> _TASK DIRECTIONS_
Every line below that holds the string "Security" should be copied out.
··· RAW RECORDS ···
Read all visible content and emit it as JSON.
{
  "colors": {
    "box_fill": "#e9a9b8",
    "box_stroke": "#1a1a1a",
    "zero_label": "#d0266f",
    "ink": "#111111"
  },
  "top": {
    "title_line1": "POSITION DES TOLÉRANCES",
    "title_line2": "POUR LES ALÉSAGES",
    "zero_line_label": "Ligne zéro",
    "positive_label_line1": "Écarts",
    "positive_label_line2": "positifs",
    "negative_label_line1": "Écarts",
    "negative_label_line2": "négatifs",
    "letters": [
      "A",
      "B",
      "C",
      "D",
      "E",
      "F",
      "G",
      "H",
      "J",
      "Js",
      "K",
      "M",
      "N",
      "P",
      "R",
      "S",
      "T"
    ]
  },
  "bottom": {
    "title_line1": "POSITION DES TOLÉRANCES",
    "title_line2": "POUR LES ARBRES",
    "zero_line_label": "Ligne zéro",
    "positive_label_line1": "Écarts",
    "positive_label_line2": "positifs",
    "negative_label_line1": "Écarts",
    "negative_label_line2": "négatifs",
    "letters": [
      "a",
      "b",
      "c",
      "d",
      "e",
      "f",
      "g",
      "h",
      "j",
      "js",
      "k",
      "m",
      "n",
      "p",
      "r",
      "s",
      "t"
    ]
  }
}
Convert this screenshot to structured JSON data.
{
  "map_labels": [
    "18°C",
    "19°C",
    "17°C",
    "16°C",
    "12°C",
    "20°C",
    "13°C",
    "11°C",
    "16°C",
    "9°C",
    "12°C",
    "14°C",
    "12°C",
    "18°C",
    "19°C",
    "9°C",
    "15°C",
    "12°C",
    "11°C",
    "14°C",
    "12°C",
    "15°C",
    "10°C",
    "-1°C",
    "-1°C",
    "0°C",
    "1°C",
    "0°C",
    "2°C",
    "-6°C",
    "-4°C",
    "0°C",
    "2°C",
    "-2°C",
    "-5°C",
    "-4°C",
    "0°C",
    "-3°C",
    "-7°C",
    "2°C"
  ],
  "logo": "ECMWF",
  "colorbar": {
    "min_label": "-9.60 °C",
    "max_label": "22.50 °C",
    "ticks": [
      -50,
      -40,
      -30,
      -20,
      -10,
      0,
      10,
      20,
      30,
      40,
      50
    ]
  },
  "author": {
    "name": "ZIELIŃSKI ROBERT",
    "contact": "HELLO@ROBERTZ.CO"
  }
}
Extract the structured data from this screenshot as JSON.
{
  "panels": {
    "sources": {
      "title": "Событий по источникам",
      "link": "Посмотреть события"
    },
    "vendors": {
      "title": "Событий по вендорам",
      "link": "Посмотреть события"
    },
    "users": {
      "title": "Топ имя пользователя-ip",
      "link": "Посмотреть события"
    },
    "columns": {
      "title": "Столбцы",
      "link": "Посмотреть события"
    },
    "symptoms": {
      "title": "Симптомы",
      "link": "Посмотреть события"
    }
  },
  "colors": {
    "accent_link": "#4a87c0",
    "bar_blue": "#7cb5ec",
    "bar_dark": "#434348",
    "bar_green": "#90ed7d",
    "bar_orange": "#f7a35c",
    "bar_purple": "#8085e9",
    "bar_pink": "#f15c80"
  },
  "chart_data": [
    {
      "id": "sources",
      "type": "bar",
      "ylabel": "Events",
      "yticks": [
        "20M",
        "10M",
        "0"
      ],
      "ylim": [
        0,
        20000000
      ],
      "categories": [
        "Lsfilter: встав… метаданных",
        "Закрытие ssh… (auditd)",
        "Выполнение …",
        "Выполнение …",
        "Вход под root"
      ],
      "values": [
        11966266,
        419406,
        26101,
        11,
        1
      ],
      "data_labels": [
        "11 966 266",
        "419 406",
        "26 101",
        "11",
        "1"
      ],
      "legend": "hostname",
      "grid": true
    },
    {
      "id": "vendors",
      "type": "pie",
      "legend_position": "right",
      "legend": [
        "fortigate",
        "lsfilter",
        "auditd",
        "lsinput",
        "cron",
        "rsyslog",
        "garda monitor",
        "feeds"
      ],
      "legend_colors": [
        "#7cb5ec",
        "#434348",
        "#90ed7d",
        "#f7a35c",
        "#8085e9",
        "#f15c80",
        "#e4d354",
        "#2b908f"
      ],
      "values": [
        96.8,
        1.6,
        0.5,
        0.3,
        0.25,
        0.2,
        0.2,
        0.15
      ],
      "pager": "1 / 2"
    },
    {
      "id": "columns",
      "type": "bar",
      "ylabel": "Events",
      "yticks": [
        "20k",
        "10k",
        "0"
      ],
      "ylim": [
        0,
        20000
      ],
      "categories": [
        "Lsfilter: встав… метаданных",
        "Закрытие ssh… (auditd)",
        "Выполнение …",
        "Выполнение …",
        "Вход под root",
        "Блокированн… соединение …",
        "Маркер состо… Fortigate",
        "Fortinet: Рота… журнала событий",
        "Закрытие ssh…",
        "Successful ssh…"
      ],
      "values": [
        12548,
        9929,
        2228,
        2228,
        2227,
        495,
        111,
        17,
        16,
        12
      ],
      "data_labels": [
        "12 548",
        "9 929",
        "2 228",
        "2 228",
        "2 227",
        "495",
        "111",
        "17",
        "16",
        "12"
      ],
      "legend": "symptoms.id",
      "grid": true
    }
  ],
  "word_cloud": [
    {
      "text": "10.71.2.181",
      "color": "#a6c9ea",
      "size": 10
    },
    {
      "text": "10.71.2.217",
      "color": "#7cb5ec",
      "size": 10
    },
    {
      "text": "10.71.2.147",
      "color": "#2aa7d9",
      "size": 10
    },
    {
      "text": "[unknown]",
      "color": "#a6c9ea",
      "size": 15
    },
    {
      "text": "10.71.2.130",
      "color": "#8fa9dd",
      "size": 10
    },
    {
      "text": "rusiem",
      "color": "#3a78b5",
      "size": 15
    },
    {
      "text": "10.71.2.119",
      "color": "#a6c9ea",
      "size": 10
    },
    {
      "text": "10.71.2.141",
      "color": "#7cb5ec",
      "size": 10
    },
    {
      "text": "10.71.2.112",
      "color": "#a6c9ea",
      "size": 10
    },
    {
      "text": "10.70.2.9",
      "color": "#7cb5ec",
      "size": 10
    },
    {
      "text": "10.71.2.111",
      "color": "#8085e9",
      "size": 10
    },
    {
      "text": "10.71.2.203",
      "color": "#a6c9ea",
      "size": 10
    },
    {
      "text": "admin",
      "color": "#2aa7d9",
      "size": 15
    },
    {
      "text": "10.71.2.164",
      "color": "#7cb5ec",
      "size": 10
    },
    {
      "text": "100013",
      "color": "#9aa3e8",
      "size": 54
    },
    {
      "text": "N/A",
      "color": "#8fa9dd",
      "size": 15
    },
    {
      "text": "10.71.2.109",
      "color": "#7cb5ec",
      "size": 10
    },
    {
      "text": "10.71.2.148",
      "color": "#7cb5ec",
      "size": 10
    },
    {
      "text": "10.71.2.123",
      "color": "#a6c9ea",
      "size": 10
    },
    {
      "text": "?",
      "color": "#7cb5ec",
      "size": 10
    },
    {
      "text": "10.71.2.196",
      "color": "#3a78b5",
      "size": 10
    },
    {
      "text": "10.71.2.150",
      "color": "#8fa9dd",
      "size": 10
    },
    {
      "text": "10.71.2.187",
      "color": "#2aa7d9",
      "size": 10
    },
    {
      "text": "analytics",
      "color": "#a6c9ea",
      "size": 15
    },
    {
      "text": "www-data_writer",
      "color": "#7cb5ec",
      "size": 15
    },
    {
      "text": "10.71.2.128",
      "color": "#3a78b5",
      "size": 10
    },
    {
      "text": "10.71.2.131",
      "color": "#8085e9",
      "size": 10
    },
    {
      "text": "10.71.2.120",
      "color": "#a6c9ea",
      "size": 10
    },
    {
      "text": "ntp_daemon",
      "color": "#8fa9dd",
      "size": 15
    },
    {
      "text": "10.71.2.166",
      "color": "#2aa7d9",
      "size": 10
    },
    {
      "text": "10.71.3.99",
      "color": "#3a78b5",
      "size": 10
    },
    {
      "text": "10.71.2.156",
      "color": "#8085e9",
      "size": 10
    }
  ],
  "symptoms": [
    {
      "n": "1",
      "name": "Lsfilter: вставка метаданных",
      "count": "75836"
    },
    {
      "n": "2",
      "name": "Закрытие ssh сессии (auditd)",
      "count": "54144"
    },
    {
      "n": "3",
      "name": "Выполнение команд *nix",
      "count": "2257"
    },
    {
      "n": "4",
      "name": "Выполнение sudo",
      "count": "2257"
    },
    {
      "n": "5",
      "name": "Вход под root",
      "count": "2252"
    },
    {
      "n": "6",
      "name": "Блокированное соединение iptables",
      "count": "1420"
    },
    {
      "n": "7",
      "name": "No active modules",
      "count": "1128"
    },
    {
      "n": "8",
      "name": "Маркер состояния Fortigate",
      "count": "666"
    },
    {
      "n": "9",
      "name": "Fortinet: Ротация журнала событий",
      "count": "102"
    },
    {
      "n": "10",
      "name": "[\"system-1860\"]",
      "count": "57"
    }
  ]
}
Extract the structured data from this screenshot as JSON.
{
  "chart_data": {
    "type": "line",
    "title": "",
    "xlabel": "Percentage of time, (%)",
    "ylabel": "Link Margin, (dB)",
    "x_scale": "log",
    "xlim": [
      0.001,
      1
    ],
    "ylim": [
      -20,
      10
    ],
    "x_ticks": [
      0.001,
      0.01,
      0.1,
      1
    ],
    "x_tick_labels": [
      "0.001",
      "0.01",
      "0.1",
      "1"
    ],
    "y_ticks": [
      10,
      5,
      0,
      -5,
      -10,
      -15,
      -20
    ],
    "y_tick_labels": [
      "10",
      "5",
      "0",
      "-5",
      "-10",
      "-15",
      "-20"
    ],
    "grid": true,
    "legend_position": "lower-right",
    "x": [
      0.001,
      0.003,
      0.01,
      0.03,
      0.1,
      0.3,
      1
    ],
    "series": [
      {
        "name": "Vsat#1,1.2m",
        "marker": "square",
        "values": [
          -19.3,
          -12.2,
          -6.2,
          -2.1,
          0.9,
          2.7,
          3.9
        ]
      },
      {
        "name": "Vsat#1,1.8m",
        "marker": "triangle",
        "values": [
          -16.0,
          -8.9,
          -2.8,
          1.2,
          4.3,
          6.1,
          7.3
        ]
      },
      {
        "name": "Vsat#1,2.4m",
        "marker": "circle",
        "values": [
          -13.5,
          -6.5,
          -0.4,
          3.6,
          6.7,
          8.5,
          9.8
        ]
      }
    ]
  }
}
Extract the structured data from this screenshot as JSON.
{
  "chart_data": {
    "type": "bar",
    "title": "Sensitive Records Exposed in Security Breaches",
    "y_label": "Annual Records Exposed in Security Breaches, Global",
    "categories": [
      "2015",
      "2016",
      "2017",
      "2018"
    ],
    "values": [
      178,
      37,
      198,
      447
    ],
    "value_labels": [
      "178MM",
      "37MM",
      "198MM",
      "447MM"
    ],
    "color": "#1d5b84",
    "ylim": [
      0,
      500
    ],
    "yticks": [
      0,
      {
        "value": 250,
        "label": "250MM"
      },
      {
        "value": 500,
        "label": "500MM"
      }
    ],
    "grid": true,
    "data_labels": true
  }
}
···
> _RESULT OF THE TASK_
    "title": "Sensitive Records Exposed in Security Breaches",
    "y_label": "Annual Records Exposed in Security Breaches, Global",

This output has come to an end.